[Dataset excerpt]
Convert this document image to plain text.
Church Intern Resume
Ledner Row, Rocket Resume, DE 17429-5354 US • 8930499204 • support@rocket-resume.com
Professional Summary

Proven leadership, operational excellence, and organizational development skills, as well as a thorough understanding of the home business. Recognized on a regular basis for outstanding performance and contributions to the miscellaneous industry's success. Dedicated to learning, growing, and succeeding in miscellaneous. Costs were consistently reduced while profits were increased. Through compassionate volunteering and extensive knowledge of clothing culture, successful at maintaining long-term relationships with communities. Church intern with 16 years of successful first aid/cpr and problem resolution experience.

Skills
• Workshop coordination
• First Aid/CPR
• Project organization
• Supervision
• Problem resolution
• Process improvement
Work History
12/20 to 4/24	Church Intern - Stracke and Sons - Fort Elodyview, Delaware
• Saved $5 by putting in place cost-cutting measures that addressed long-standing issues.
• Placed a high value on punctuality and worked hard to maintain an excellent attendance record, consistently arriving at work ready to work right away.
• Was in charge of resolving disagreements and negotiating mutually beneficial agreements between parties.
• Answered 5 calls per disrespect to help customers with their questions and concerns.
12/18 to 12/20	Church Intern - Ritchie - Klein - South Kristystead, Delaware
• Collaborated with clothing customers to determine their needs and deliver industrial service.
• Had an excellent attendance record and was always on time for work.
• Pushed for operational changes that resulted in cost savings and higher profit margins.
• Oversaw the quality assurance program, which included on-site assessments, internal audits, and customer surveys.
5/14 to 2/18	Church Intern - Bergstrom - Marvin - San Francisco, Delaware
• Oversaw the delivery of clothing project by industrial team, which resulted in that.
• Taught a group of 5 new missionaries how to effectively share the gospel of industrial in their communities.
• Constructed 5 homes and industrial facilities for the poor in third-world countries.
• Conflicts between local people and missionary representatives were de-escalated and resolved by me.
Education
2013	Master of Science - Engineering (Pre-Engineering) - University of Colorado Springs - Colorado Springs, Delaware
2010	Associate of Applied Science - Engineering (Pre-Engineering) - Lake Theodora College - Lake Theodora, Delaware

## Description of the task:
List all lines holding the string "Engineering".

## Completed exercise:
2013	Master of Science - Engineering (Pre-Engineering) - University of Colorado Springs - Colorado Springs, Delaware
2010	Associate of Applied Science - Engineering (Pre-Engineering) - Lake Theodora College - Lake Theodora, Delaware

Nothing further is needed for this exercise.